Source passage
* * * * *
You can watch the talk replay on our live stream page at http://www.ktvz.com/live — and even after our evening newscasts, you can scroll back and watch.

Clinton, who noted he’s now almost 70, thanked greeters, from City Councilor Sally Russell and her daughter to COCC President Shirley Metcalf, noting that he was the first president to give a commencement address at a community college.

The former president, who spoke at Bend High back in 2008, tailored his talk to his audience, speaking largely about the future and the needs of today’s schools and college students.

“For 20 years, Hillary and I have been saying this country would solve more of its problems if it worked like a community college” – open to all, flexible and able to help people achieve various goals. “It finds a place for everyone, so we can all rise together.”

“The great task today is to create a shared prosperity that is shared not only among all Americans but the future, that is sustainable,” he said, laying out ways to raise middle-class incomes and restore upward mobility.

“This has been a rather interesting year, wouldn’t you say?” the two-term president asked. “But I do believe that love trumps hate” – one of the few references by name to Trump.

And just once did he mention Hillary’s Democratic foe, Bernie Sanders, though about a dozen Sanders supporters lined the road to the college as he arrived, with a large banner decrying NAFTA and Hillary’s “lies.”

Clinton made sure to stress that things are not as bad as critics claim – and can be better.

“In 400 years of history of economics, not a single, solitary country has recovered from a crash as bad as the one we endured in less than 10 years,” he said.

As many other global economies falter, “we are, by light years, best positioned for the next 50 years … out-performing every other big economy in the world. We’ve created 14 million new jobs in the last five years – the most since the last Democratic president, whatever his name was.”

Bill Clinton stressed a need to make college more affordable and the crushing debt more manageable, while investing in clean energy and needed modern infrastructure, such as transmission lines.

“Every reservation in the country could be making a killing in solar energy, if we had the right infrastructure,” he said.

“We need to remember that Flint, Michigan, as heart-rending as it is, is not the only community where children have high lead levels from old, rusty pipes,” he said, also calling for “affordable, rapid broadband” that would “bring every rural community into the global economy overnight.”

“Banking today is suffering all over America from the ‘cat on the hot stove syndrome,'” he said – a reference to the theory that cats once burned won’t get on a hot stove again – or a cold one, either.

“Hillary wants us getting back to making small business loans again, to get us back in the top five countries in the world for business startups,” he said.

Clinton said only 20 percent of Americans have gotten a pay raise since the crash, when adjusted for inflation.

“Oregon did a smart job in passing this three-tiered minimum wage bill,” the former president said. “Some states can’t even get through their Republican legislatures a $10 minimum wage.”

“Corporations are not people – I don’t care what the Supreme Court said,” Clinton said. “They are creatures of special privileges by law, and in exchange they are supposed to take care of their customers, their employees and their communities.” Though he said businesses do better when they look five or seven years ahead, rather than just the next quarter, he added, “It’s just crazy – the tail is wagging the dog.”

Clinton said his wife believes in “carrots and sticks,” such as a halt to big cuts in corporate tax rates for holding stock a year and a day,. “Give ‘em a 15 percent tax credit if they fairly share their profits with their employees,” he said. “This is not a Republican or Democrat thing – it’s basic economics 101.”
* * * * *
Information provided
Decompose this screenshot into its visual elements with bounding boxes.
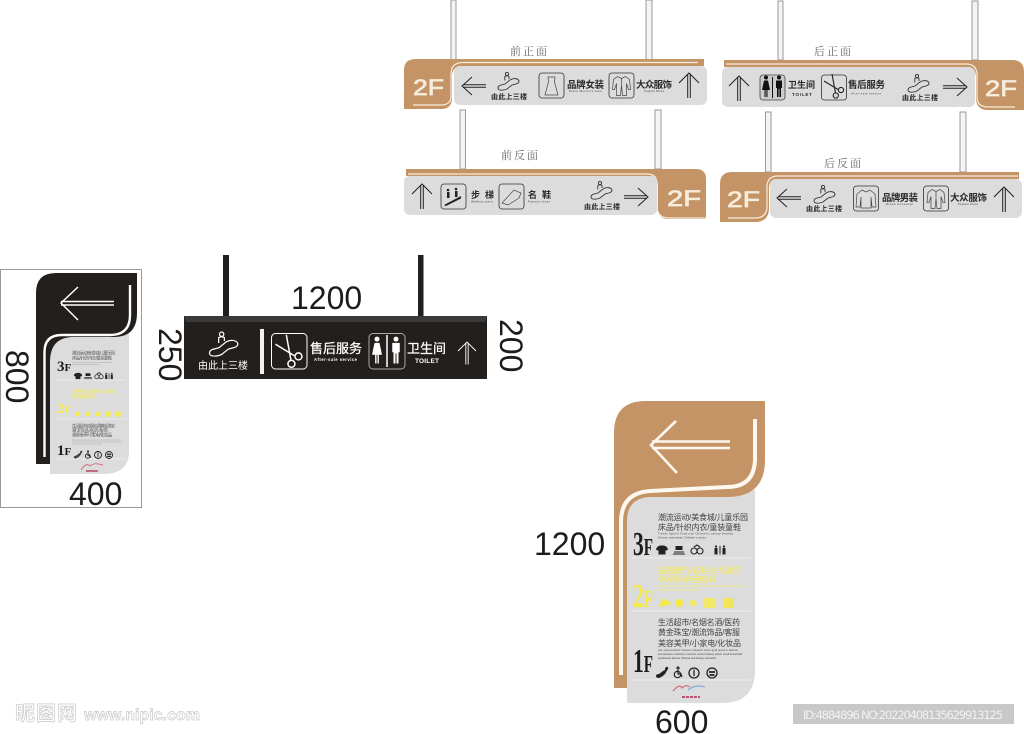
* * * * *
Continue the article above about Bill Clinton's commencement talk at COCC, starting right after its last sentence.

Right answer
Though taking issue with free tuition for all, as Sanders has proposed, Clinton did say “everyone who needs free tuition should get it.” He also called for a “huge increase in Pell Grants, to help people with living expenses,” as well as work-study programs to help hold down costs.

Clinton talked of the many Americans who can’t afford to move out of their parents’ home, and said they should be able to serve a combination of two years in AmeriCorps program and one more in any community service job, then receive nearly $24,000 tax-free to apply to their college debts.

And if you owe more? “A college loan is the only loan in America you can’t refinance – it’s nuts.” He said his wife supports letting larger college debts be turned into a 20-year “mortgage,” and the payments couldn’t be more than 10 percent of the person’s after-tax income, letting people move out on their own and take the job they want, not the one they hate.

Clinton used the example of someone who wants to start an organic bakery in Bend. He said they could do it, and “if they don’t make any money, they wouldn’t pay debt. It’s all tied to your income.”

Other topics flowed quickly – discrimination against the disabled, and “too many people in prison for nonviolent offenses,” who need training and a fair shot.

As for the global economy, Clinton noted that a Mercedes-Benz plant in Indiana makes cars that all go to China.

“It’s a lot more complicated than a lot of people say,” he said, moving on to other problems such as the refugee crisis in Europe and the economic woes in Brazil, which is the biggest economy south of America’s border.

“You cannot have a president who doesn’t have the confidence of world leaders, the trust of world leaders, who can help keep bad things from happening,” Clinton said.

And he spoke of Trump’s idea of a wall along the border – and also mentioned the idea of one to the north, at Canada, that Oregonians could help build – but went on to note that the San Bernardino terrorists “were converted over social media.”

After those walls were built, and seawalls as well, “then we could use every plane the Air Force has to keep planes from coming – but you couldn’t stop social media,” he said.

So along with fear and walls, “we can also be derailed by continued political gridlock in Washington,” Clinton said. “The only person left in this race with a record of getting a lot done working with Republicans is Hillary.”

He noted how, while in the Senate, his wife worked with Republican leader Tom DeLay to help with the exploding number of older or special needs children in foster care. Thanks to their plan, there was an 80 percent increase in adoption of children out of foster care.

Clinton defended the controversial nuclear deal with Iran, saying there are four to five other countries that can afford nuclear weapons. No deal would “increase the likelihood terrorists could build suitcase nuclear bombs.”

Clinton said his wife left office as secretary of state with the highest approval rating of any public figure in America, and the lowest disapproval rating. Then “the Republicans did what they always do: try to delegitimize her,” he said, recounting the seven hearings on the Benghazi deaths.

“No secretary of state has ever been responsible for security decisions” at overseas embassies, he said – “but she did implement the 29 recommendations of an impartial review panel.”

In 11 hours testifying about Benghazi, “she answered every question, exposed their strategy and proved why she should be the next president of the United States.”

While his wife is in a tough fight with Sanders, who won in Indiana, Bill Clinton noted, “I was running third in polls after I won the nomination” in 1992.

Americans “want somebody who knows what they’re doing,” he said. “You have to have the right ideas. We can’t have trouble around the world, gridlock at home and get things done.”

At the end of his speech, Clinton returned to the theme of needing “a country that works like a community college, and she’ll give it to you if you help her, on May 17 th and in November,” he concluded, to more cheers.

And then he was off, shaking a few hands, to return to the plane waiting to take him to another rally, this one in Portland later Thursday afternoon.